■ Request: Pull out every line in the data that has the string "Time" in it.

[Figure contents as structured data]
___

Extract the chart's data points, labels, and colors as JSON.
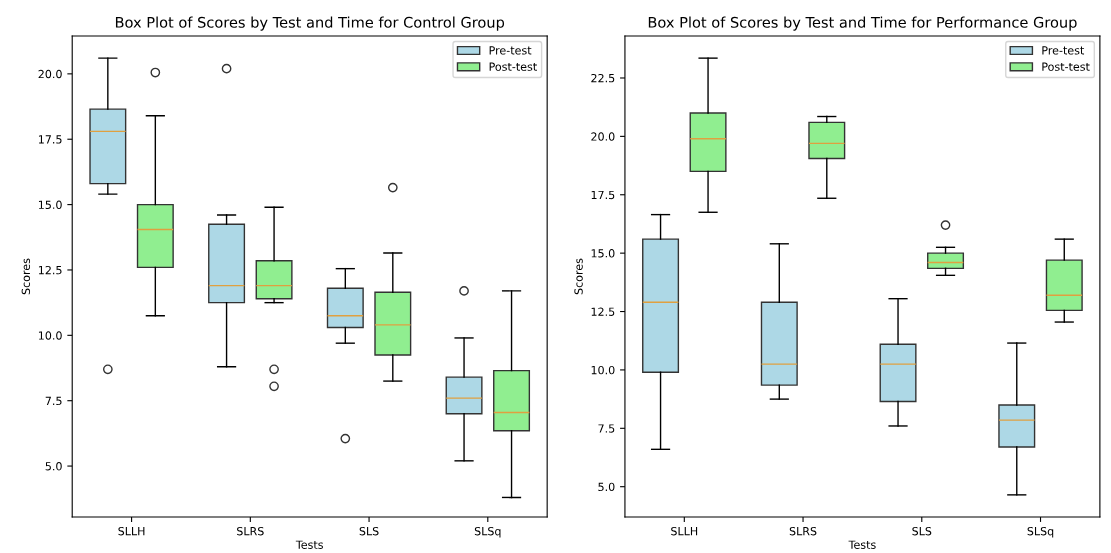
{
  "chart_data": [
    {
      "type": "box",
      "title": "Box Plot of Scores by Test and Time for Control Group",
      "xlabel": "Tests",
      "ylabel": "Scores",
      "categories": [
        "SLLH",
        "SLRS",
        "SLS",
        "SLSq"
      ],
      "legend": "top right",
      "ylim": [
        3.05,
        21.45
      ],
      "yticks": [
        {
          "value": 5,
          "label": "5.0"
        },
        {
          "value": 7.5,
          "label": "7.5"
        },
        {
          "value": 10,
          "label": "10.0"
        },
        {
          "value": 12.5,
          "label": "12.5"
        },
        {
          "value": 15,
          "label": "15.0"
        },
        {
          "value": 17.5,
          "label": "17.5"
        },
        {
          "value": 20,
          "label": "20.0"
        }
      ],
      "series": [
        {
          "name": "Pre-test",
          "color": "#add8e6",
          "boxes": [
            {
              "low": 15.4,
              "q1": 15.8,
              "median": 17.8,
              "q3": 18.65,
              "high": 20.6,
              "outliers": [
                8.7
              ]
            },
            {
              "low": 8.8,
              "q1": 11.25,
              "median": 11.9,
              "q3": 14.25,
              "high": 14.6,
              "outliers": [
                20.2
              ]
            },
            {
              "low": 9.7,
              "q1": 10.3,
              "median": 10.75,
              "q3": 11.8,
              "high": 12.55,
              "outliers": [
                6.05
              ]
            },
            {
              "low": 5.2,
              "q1": 7.0,
              "median": 7.6,
              "q3": 8.4,
              "high": 9.9,
              "outliers": [
                11.7
              ]
            }
          ]
        },
        {
          "name": "Post-test",
          "color": "#90ee90",
          "boxes": [
            {
              "low": 10.75,
              "q1": 12.6,
              "median": 14.05,
              "q3": 15.0,
              "high": 18.4,
              "outliers": [
                20.05
              ]
            },
            {
              "low": 11.25,
              "q1": 11.4,
              "median": 11.9,
              "q3": 12.85,
              "high": 14.9,
              "outliers": [
                8.7,
                8.05
              ]
            },
            {
              "low": 8.25,
              "q1": 9.25,
              "median": 10.4,
              "q3": 11.65,
              "high": 13.15,
              "outliers": [
                15.65
              ]
            },
            {
              "low": 3.8,
              "q1": 6.35,
              "median": 7.05,
              "q3": 8.65,
              "high": 11.7
            }
          ]
        }
      ]
    },
    {
      "type": "box",
      "title": "Box Plot of Scores by Test and Time for Performance Group",
      "xlabel": "Tests",
      "ylabel": "Scores",
      "categories": [
        "SLLH",
        "SLRS",
        "SLS",
        "SLSq"
      ],
      "legend": "top right",
      "ylim": [
        3.7,
        24.3
      ],
      "yticks": [
        {
          "value": 5,
          "label": "5.0"
        },
        {
          "value": 7.5,
          "label": "7.5"
        },
        {
          "value": 10,
          "label": "10.0"
        },
        {
          "value": 12.5,
          "label": "12.5"
        },
        {
          "value": 15,
          "label": "15.0"
        },
        {
          "value": 17.5,
          "label": "17.5"
        },
        {
          "value": 20,
          "label": "20.0"
        },
        {
          "value": 22.5,
          "label": "22.5"
        }
      ],
      "series": [
        {
          "name": "Pre-test",
          "color": "#add8e6",
          "boxes": [
            {
              "low": 6.6,
              "q1": 9.9,
              "median": 12.9,
              "q3": 15.6,
              "high": 16.65
            },
            {
              "low": 8.75,
              "q1": 9.35,
              "median": 10.25,
              "q3": 12.9,
              "high": 15.4
            },
            {
              "low": 7.6,
              "q1": 8.65,
              "median": 10.25,
              "q3": 11.1,
              "high": 13.05
            },
            {
              "low": 4.65,
              "q1": 6.7,
              "median": 7.85,
              "q3": 8.5,
              "high": 11.15
            }
          ]
        },
        {
          "name": "Post-test",
          "color": "#90ee90",
          "boxes": [
            {
              "low": 16.75,
              "q1": 18.5,
              "median": 19.9,
              "q3": 21.0,
              "high": 23.35
            },
            {
              "low": 17.35,
              "q1": 19.05,
              "median": 19.7,
              "q3": 20.6,
              "high": 20.85
            },
            {
              "low": 14.05,
              "q1": 14.35,
              "median": 14.6,
              "q3": 15.0,
              "high": 15.25,
              "outliers": [
                16.2
              ]
            },
            {
              "low": 12.05,
              "q1": 12.55,
              "median": 13.2,
              "q3": 14.7,
              "high": 15.6
            }
          ]
        }
      ]
    }
  ]
}
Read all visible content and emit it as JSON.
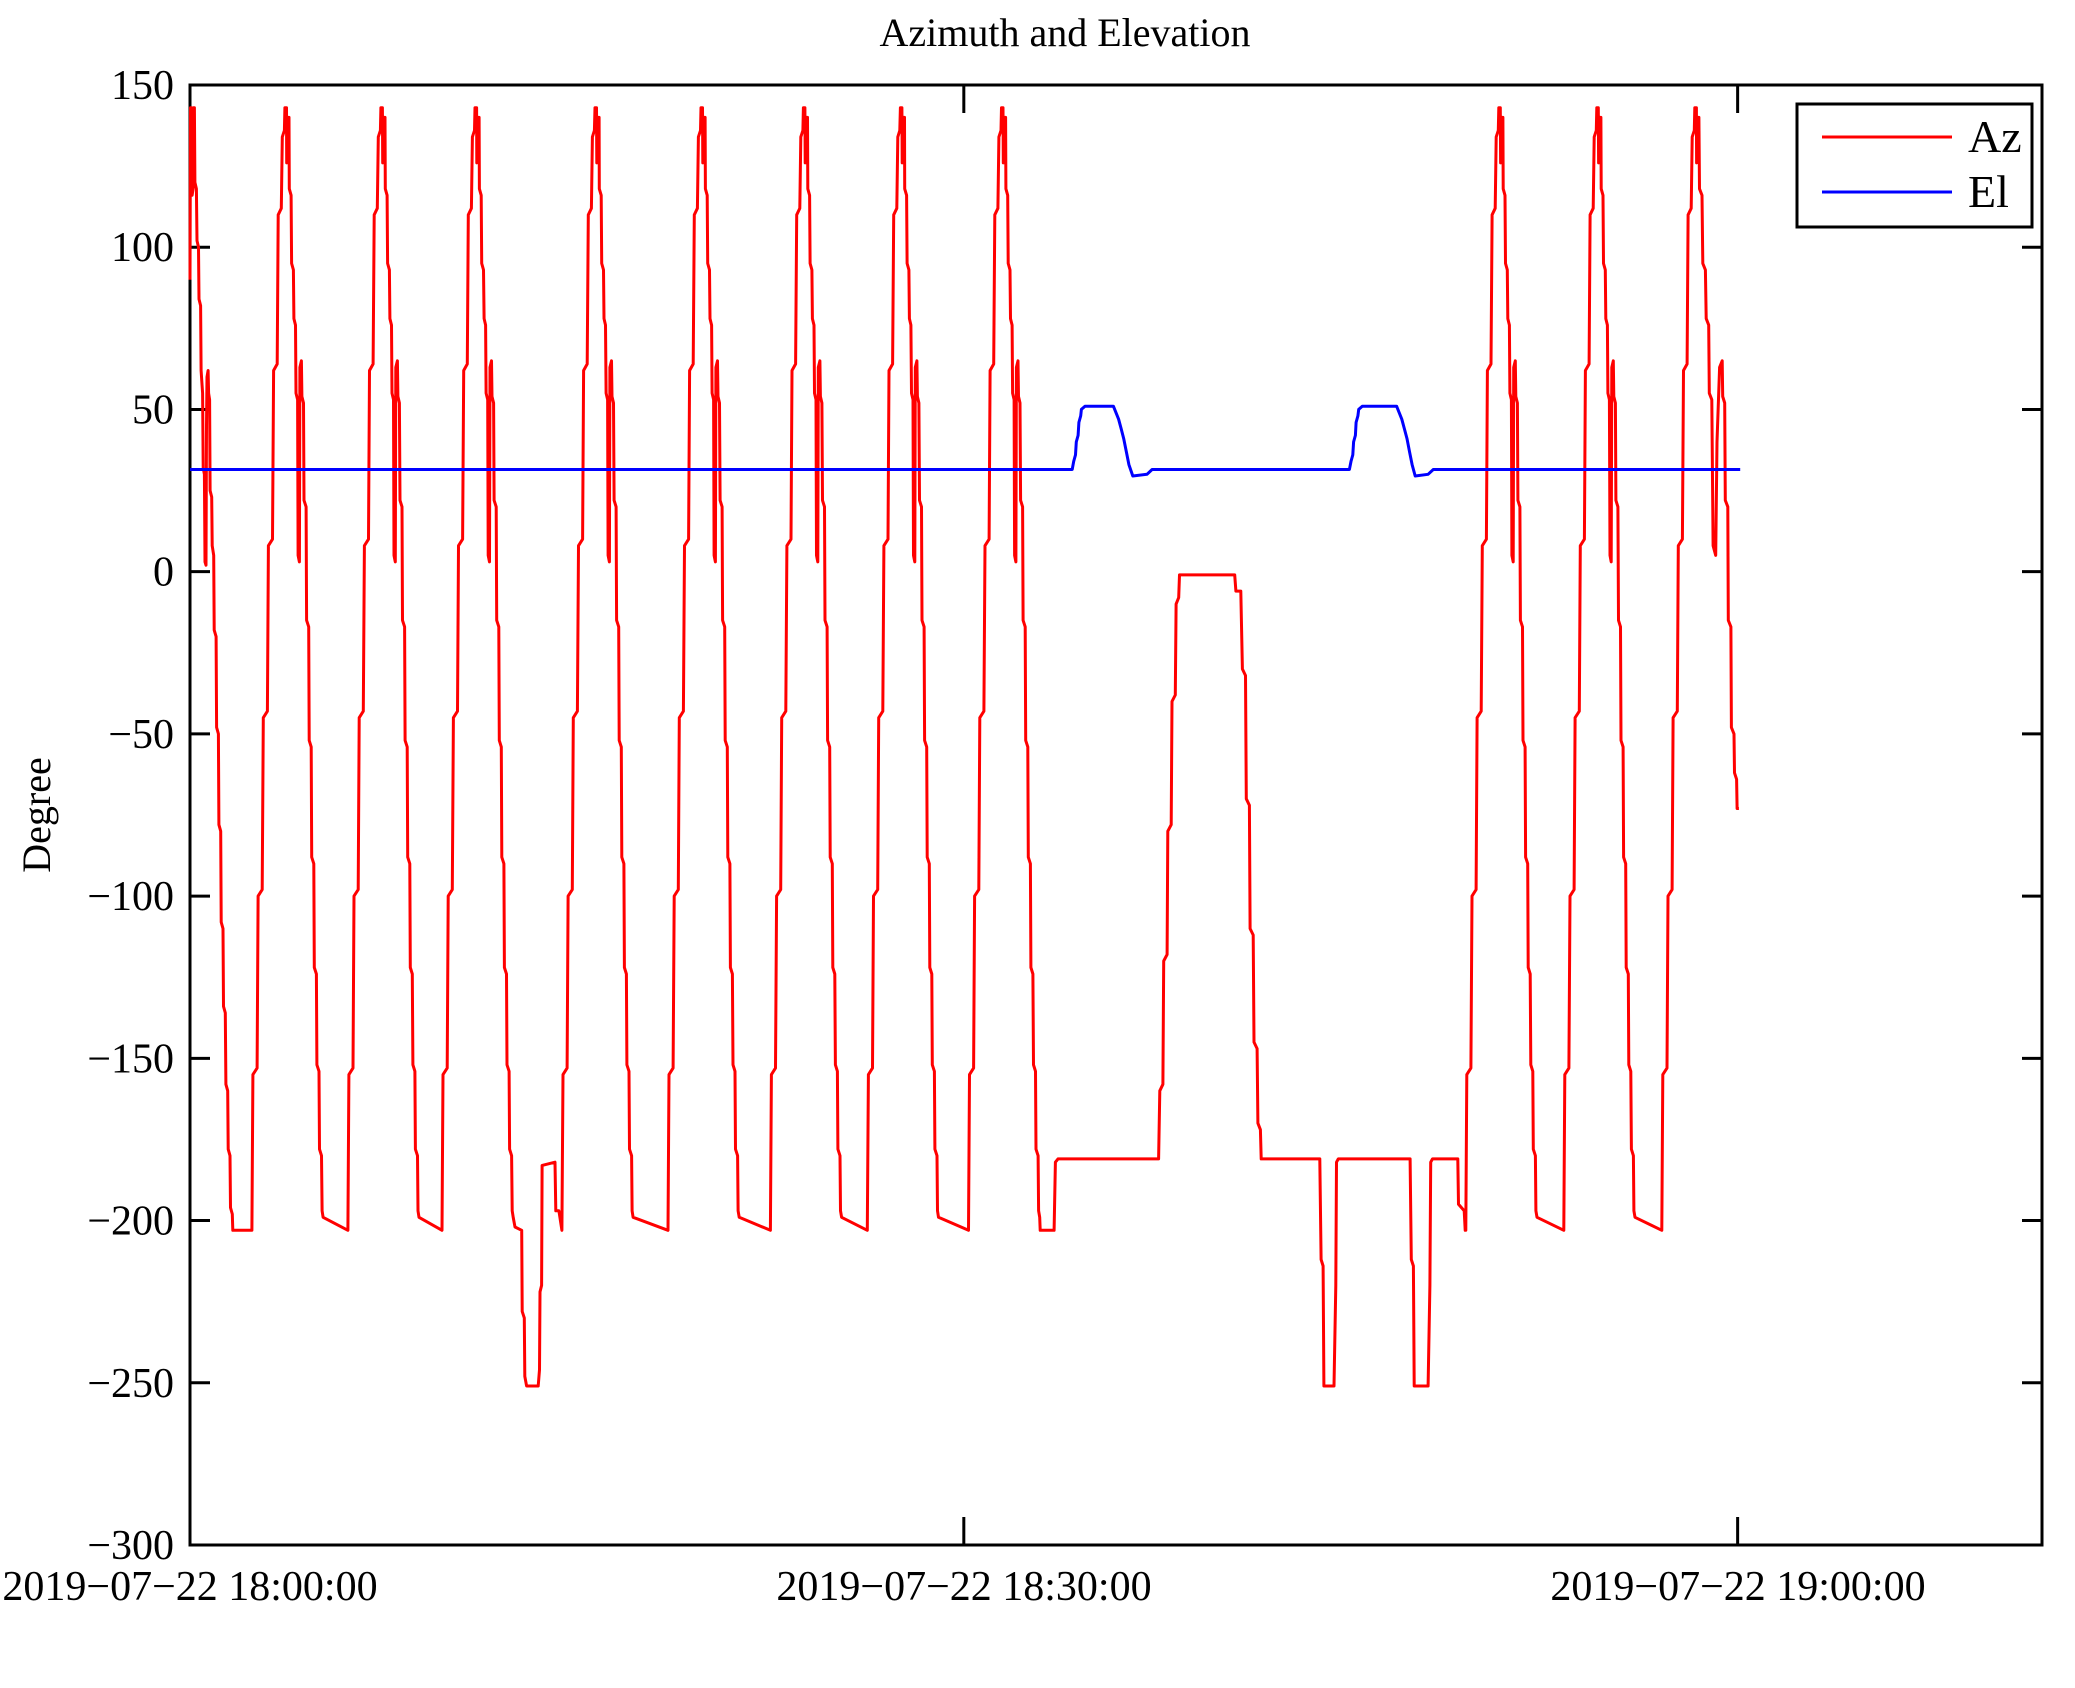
{
  "chart_data": {
    "type": "line",
    "title": "Azimuth and Elevation",
    "ylabel": "Degree",
    "xlabel": "",
    "ylim": [
      -300,
      150
    ],
    "yticks": [
      150,
      100,
      50,
      0,
      -50,
      -100,
      -150,
      -200,
      -250,
      -300
    ],
    "ytick_labels": [
      "150",
      "100",
      "50",
      "0",
      "−50",
      "−100",
      "−150",
      "−200",
      "−250",
      "−300"
    ],
    "grid": false,
    "legend_position": "top-right",
    "x_axis": {
      "unit": "minutes after 2019-07-22 18:00:00",
      "range": [
        0,
        71.8
      ],
      "ticks": [
        {
          "t": 0,
          "label": "2019−07−22 18:00:00"
        },
        {
          "t": 30,
          "label": "2019−07−22 18:30:00"
        },
        {
          "t": 60,
          "label": "2019−07−22 19:00:00"
        }
      ]
    },
    "series": [
      {
        "name": "Az",
        "color": "#ff0000",
        "peak_value": 143,
        "bottom_value": -203,
        "rise_rel": [
          [
            -1.4,
            -203
          ],
          [
            -1.36,
            -155
          ],
          [
            -1.2,
            -153
          ],
          [
            -1.16,
            -100
          ],
          [
            -1.0,
            -98
          ],
          [
            -0.96,
            -45
          ],
          [
            -0.8,
            -43
          ],
          [
            -0.76,
            8
          ],
          [
            -0.6,
            10
          ],
          [
            -0.56,
            62
          ],
          [
            -0.42,
            64
          ],
          [
            -0.38,
            110
          ],
          [
            -0.26,
            112
          ],
          [
            -0.22,
            134
          ],
          [
            -0.14,
            136
          ],
          [
            -0.12,
            143
          ],
          [
            -0.06,
            143
          ]
        ],
        "fall_rel": [
          [
            -0.05,
            126
          ],
          [
            -0.01,
            128
          ],
          [
            0.0,
            140
          ],
          [
            0.04,
            140
          ],
          [
            0.05,
            118
          ],
          [
            0.12,
            116
          ],
          [
            0.14,
            95
          ],
          [
            0.21,
            93
          ],
          [
            0.23,
            78
          ],
          [
            0.29,
            76
          ],
          [
            0.31,
            55
          ],
          [
            0.37,
            53
          ],
          [
            0.39,
            5
          ],
          [
            0.44,
            3
          ],
          [
            0.46,
            63
          ],
          [
            0.52,
            65
          ],
          [
            0.54,
            54
          ],
          [
            0.6,
            52
          ],
          [
            0.62,
            22
          ],
          [
            0.7,
            20
          ],
          [
            0.72,
            -15
          ],
          [
            0.8,
            -17
          ],
          [
            0.82,
            -52
          ],
          [
            0.9,
            -54
          ],
          [
            0.92,
            -88
          ],
          [
            1.0,
            -90
          ],
          [
            1.02,
            -122
          ],
          [
            1.1,
            -124
          ],
          [
            1.12,
            -152
          ],
          [
            1.2,
            -154
          ],
          [
            1.22,
            -178
          ],
          [
            1.3,
            -180
          ],
          [
            1.32,
            -197
          ],
          [
            1.36,
            -199
          ]
        ],
        "sequence": [
          {
            "seg": "start"
          },
          {
            "peak": 3.8
          },
          {
            "peak": 7.52
          },
          {
            "peak": 11.17
          },
          {
            "seg": "deep_detour"
          },
          {
            "peak": 15.82
          },
          {
            "peak": 19.93
          },
          {
            "peak": 23.9
          },
          {
            "peak": 27.66
          },
          {
            "peak": 31.58
          },
          {
            "seg": "mid_flat"
          },
          {
            "peak": 50.86
          },
          {
            "peak": 54.66
          },
          {
            "rise": 58.46
          },
          {
            "seg": "end_tail"
          }
        ],
        "segments": {
          "start": [
            [
              0.0,
              90
            ],
            [
              0.02,
              143
            ],
            [
              0.06,
              143
            ],
            [
              0.08,
              116
            ],
            [
              0.12,
              118
            ],
            [
              0.13,
              143
            ],
            [
              0.17,
              143
            ],
            [
              0.19,
              120
            ],
            [
              0.25,
              118
            ],
            [
              0.27,
              102
            ],
            [
              0.33,
              100
            ],
            [
              0.35,
              84
            ],
            [
              0.41,
              82
            ],
            [
              0.43,
              62
            ],
            [
              0.49,
              55
            ],
            [
              0.51,
              32
            ],
            [
              0.56,
              30
            ],
            [
              0.58,
              3
            ],
            [
              0.62,
              2
            ],
            [
              0.64,
              45
            ],
            [
              0.66,
              60
            ],
            [
              0.7,
              62
            ],
            [
              0.72,
              55
            ],
            [
              0.76,
              53
            ],
            [
              0.78,
              25
            ],
            [
              0.84,
              23
            ],
            [
              0.86,
              8
            ],
            [
              0.92,
              5
            ],
            [
              0.94,
              -18
            ],
            [
              1.01,
              -20
            ],
            [
              1.03,
              -48
            ],
            [
              1.1,
              -50
            ],
            [
              1.12,
              -78
            ],
            [
              1.19,
              -80
            ],
            [
              1.21,
              -108
            ],
            [
              1.28,
              -110
            ],
            [
              1.3,
              -134
            ],
            [
              1.37,
              -136
            ],
            [
              1.39,
              -158
            ],
            [
              1.46,
              -160
            ],
            [
              1.48,
              -178
            ],
            [
              1.55,
              -180
            ],
            [
              1.57,
              -196
            ],
            [
              1.64,
              -198
            ],
            [
              1.66,
              -203
            ],
            [
              2.4,
              -203
            ]
          ],
          "deep_detour": [
            [
              12.6,
              -202
            ],
            [
              12.86,
              -203
            ],
            [
              12.88,
              -228
            ],
            [
              12.96,
              -230
            ],
            [
              12.98,
              -248
            ],
            [
              13.05,
              -251
            ],
            [
              13.5,
              -251
            ],
            [
              13.55,
              -246
            ],
            [
              13.57,
              -222
            ],
            [
              13.63,
              -220
            ],
            [
              13.65,
              -183
            ],
            [
              14.15,
              -182
            ],
            [
              14.18,
              -197
            ],
            [
              14.3,
              -197
            ]
          ],
          "mid_flat": [
            [
              32.96,
              -203
            ],
            [
              33.5,
              -203
            ],
            [
              33.55,
              -182
            ],
            [
              33.65,
              -181
            ],
            [
              37.55,
              -181
            ],
            [
              37.6,
              -160
            ],
            [
              37.72,
              -158
            ],
            [
              37.75,
              -120
            ],
            [
              37.88,
              -118
            ],
            [
              37.91,
              -80
            ],
            [
              38.04,
              -78
            ],
            [
              38.07,
              -40
            ],
            [
              38.2,
              -38
            ],
            [
              38.23,
              -10
            ],
            [
              38.33,
              -8
            ],
            [
              38.36,
              -1
            ],
            [
              40.5,
              -1
            ],
            [
              40.55,
              -6
            ],
            [
              40.74,
              -6
            ],
            [
              40.8,
              -30
            ],
            [
              40.92,
              -32
            ],
            [
              40.95,
              -70
            ],
            [
              41.07,
              -72
            ],
            [
              41.1,
              -110
            ],
            [
              41.22,
              -112
            ],
            [
              41.25,
              -145
            ],
            [
              41.37,
              -147
            ],
            [
              41.4,
              -170
            ],
            [
              41.5,
              -172
            ],
            [
              41.53,
              -181
            ],
            [
              43.8,
              -181
            ],
            [
              43.85,
              -212
            ],
            [
              43.93,
              -214
            ],
            [
              43.96,
              -251
            ],
            [
              44.35,
              -251
            ],
            [
              44.42,
              -220
            ],
            [
              44.45,
              -182
            ],
            [
              44.52,
              -181
            ],
            [
              47.3,
              -181
            ],
            [
              47.35,
              -212
            ],
            [
              47.43,
              -214
            ],
            [
              47.46,
              -251
            ],
            [
              48.0,
              -251
            ],
            [
              48.07,
              -220
            ],
            [
              48.1,
              -182
            ],
            [
              48.17,
              -181
            ],
            [
              49.15,
              -181
            ],
            [
              49.18,
              -195
            ],
            [
              49.4,
              -197
            ],
            [
              49.44,
              -203
            ]
          ],
          "end_tail": [
            [
              58.41,
              126
            ],
            [
              58.45,
              128
            ],
            [
              58.46,
              140
            ],
            [
              58.5,
              140
            ],
            [
              58.52,
              118
            ],
            [
              58.62,
              116
            ],
            [
              58.65,
              95
            ],
            [
              58.75,
              93
            ],
            [
              58.78,
              78
            ],
            [
              58.88,
              76
            ],
            [
              58.9,
              55
            ],
            [
              59.0,
              53
            ],
            [
              59.05,
              8
            ],
            [
              59.15,
              5
            ],
            [
              59.2,
              40
            ],
            [
              59.3,
              63
            ],
            [
              59.4,
              65
            ],
            [
              59.42,
              54
            ],
            [
              59.5,
              52
            ],
            [
              59.52,
              22
            ],
            [
              59.62,
              20
            ],
            [
              59.64,
              -15
            ],
            [
              59.74,
              -17
            ],
            [
              59.76,
              -48
            ],
            [
              59.86,
              -50
            ],
            [
              59.88,
              -62
            ],
            [
              59.96,
              -64
            ],
            [
              59.98,
              -73
            ],
            [
              60.05,
              -73
            ]
          ]
        }
      },
      {
        "name": "El",
        "color": "#0000ff",
        "flat_value": 31.5,
        "bump_value": 51,
        "points": [
          [
            0.0,
            31.5
          ],
          [
            34.2,
            31.5
          ],
          [
            34.26,
            34
          ],
          [
            34.33,
            36
          ],
          [
            34.36,
            40
          ],
          [
            34.43,
            42
          ],
          [
            34.46,
            46
          ],
          [
            34.53,
            48
          ],
          [
            34.56,
            50
          ],
          [
            34.7,
            51
          ],
          [
            35.8,
            51
          ],
          [
            35.9,
            49
          ],
          [
            36.0,
            47
          ],
          [
            36.1,
            44
          ],
          [
            36.2,
            41
          ],
          [
            36.3,
            37
          ],
          [
            36.4,
            33
          ],
          [
            36.55,
            29.5
          ],
          [
            37.1,
            30
          ],
          [
            37.3,
            31.5
          ],
          [
            44.95,
            31.5
          ],
          [
            45.01,
            34
          ],
          [
            45.08,
            36
          ],
          [
            45.11,
            40
          ],
          [
            45.18,
            42
          ],
          [
            45.21,
            46
          ],
          [
            45.28,
            48
          ],
          [
            45.31,
            50
          ],
          [
            45.45,
            51
          ],
          [
            46.78,
            51
          ],
          [
            46.88,
            49
          ],
          [
            46.98,
            47
          ],
          [
            47.08,
            44
          ],
          [
            47.18,
            41
          ],
          [
            47.28,
            37
          ],
          [
            47.38,
            33
          ],
          [
            47.5,
            29.5
          ],
          [
            48.0,
            30
          ],
          [
            48.2,
            31.5
          ],
          [
            60.1,
            31.5
          ]
        ]
      }
    ]
  },
  "legend": {
    "az_label": "Az",
    "el_label": "El"
  }
}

___

■ Correct result:
      "title": "Box Plot of Scores by Test and Time for Control Group",
      "title": "Box Plot of Scores by Test and Time for Performance Group",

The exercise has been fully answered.